● Problem statement: Below are some records; reproduce every one of them exactly.

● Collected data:
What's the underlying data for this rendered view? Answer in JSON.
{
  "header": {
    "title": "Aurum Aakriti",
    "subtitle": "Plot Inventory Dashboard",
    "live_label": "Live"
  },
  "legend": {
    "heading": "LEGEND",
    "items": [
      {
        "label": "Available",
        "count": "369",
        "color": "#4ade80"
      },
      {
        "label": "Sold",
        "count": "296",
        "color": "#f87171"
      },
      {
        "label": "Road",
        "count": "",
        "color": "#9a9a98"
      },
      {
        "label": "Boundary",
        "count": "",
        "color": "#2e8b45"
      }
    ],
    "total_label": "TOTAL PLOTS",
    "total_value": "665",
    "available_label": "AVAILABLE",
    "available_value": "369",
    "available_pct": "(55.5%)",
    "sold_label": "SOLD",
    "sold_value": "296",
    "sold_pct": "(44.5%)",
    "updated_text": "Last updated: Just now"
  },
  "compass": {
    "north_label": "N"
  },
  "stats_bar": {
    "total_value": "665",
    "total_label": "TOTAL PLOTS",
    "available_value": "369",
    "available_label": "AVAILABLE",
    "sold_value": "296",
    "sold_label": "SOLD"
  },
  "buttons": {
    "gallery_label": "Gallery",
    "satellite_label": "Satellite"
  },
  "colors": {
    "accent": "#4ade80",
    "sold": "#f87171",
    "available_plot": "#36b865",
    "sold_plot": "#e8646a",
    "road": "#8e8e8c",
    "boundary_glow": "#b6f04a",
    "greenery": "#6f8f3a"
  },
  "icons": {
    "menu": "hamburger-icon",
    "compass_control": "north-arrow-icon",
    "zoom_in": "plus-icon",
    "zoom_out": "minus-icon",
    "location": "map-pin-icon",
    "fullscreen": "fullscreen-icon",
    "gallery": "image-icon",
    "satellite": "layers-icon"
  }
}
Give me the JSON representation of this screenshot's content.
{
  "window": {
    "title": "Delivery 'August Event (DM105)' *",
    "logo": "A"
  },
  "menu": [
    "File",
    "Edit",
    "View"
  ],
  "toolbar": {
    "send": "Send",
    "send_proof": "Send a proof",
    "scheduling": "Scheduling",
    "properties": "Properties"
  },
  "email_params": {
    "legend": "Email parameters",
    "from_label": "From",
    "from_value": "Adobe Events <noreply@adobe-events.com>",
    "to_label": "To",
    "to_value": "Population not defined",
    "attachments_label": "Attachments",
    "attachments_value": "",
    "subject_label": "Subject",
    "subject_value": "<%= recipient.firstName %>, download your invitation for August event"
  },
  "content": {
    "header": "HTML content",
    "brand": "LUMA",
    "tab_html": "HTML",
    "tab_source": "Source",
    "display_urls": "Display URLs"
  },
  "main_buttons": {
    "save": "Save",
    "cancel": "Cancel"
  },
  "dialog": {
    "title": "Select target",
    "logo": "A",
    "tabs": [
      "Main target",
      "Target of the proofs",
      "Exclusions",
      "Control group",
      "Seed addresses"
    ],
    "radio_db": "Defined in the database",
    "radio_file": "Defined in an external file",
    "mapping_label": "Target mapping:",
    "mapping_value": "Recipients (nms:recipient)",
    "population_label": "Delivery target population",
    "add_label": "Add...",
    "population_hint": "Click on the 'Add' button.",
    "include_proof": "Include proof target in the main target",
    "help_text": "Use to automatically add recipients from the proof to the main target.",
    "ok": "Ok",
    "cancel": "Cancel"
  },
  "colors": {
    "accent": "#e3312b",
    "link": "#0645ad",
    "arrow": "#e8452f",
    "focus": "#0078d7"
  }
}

● Expected answer:
What's the underlying data for this rendered view? Answer in JSON.
{
  "header": {
    "title": "Aurum Aakriti",
    "subtitle": "Plot Inventory Dashboard",
    "live_label": "Live"
  },
  "legend": {
    "heading": "LEGEND",
    "items": [
      {
        "label": "Available",
        "count": "369",
        "color": "#4ade80"
      },
      {
        "label": "Sold",
        "count": "296",
        "color": "#f87171"
      },
      {
        "label": "Road",
        "count": "",
        "color": "#9a9a98"
      },
      {
        "label": "Boundary",
        "count": "",
        "color": "#2e8b45"
      }
    ],
    "total_label": "TOTAL PLOTS",
    "total_value": "665",
    "available_label": "AVAILABLE",
    "available_value": "369",
    "available_pct": "(55.5%)",
    "sold_label": "SOLD",
    "sold_value": "296",
    "sold_pct": "(44.5%)",
    "updated_text": "Last updated: Just now"
  },
  "compass": {
    "north_label": "N"
  },
  "stats_bar": {
    "total_value": "665",
    "total_label": "TOTAL PLOTS",
    "available_value": "369",
    "available_label": "AVAILABLE",
    "sold_value": "296",
    "sold_label": "SOLD"
  },
  "buttons": {
    "gallery_label": "Gallery",
    "satellite_label": "Satellite"
  },
  "colors": {
    "accent": "#4ade80",
    "sold": "#f87171",
    "available_plot": "#36b865",
    "sold_plot": "#e8646a",
    "road": "#8e8e8c",
    "boundary_glow": "#b6f04a",
    "greenery": "#6f8f3a"
  },
  "icons": {
    "menu": "hamburger-icon",
    "compass_control": "north-arrow-icon",
    "zoom_in": "plus-icon",
    "zoom_out": "minus-icon",
    "location": "map-pin-icon",
    "fullscreen": "fullscreen-icon",
    "gallery": "image-icon",
    "satellite": "layers-icon"
  }
}
Give me the JSON representation of this screenshot's content.
{
  "window": {
    "title": "Delivery 'August Event (DM105)' *",
    "logo": "A"
  },
  "menu": [
    "File",
    "Edit",
    "View"
  ],
  "toolbar": {
    "send": "Send",
    "send_proof": "Send a proof",
    "scheduling": "Scheduling",
    "properties": "Properties"
  },
  "email_params": {
    "legend": "Email parameters",
    "from_label": "From",
    "from_value": "Adobe Events <noreply@adobe-events.com>",
    "to_label": "To",
    "to_value": "Population not defined",
    "attachments_label": "Attachments",
    "attachments_value": "",
    "subject_label": "Subject",
    "subject_value": "<%= recipient.firstName %>, download your invitation for August event"
  },
  "content": {
    "header": "HTML content",
    "brand": "LUMA",
    "tab_html": "HTML",
    "tab_source": "Source",
    "display_urls": "Display URLs"
  },
  "main_buttons": {
    "save": "Save",
    "cancel": "Cancel"
  },
  "dialog": {
    "title": "Select target",
    "logo": "A",
    "tabs": [
      "Main target",
      "Target of the proofs",
      "Exclusions",
      "Control group",
      "Seed addresses"
    ],
    "radio_db": "Defined in the database",
    "radio_file": "Defined in an external file",
    "mapping_label": "Target mapping:",
    "mapping_value": "Recipients (nms:recipient)",
    "population_label": "Delivery target population",
    "add_label": "Add...",
    "population_hint": "Click on the 'Add' button.",
    "include_proof": "Include proof target in the main target",
    "help_text": "Use to automatically add recipients from the proof to the main target.",
    "ok": "Ok",
    "cancel": "Cancel"
  },
  "colors": {
    "accent": "#e3312b",
    "link": "#0645ad",
    "arrow": "#e8452f",
    "focus": "#0078d7"
  }
}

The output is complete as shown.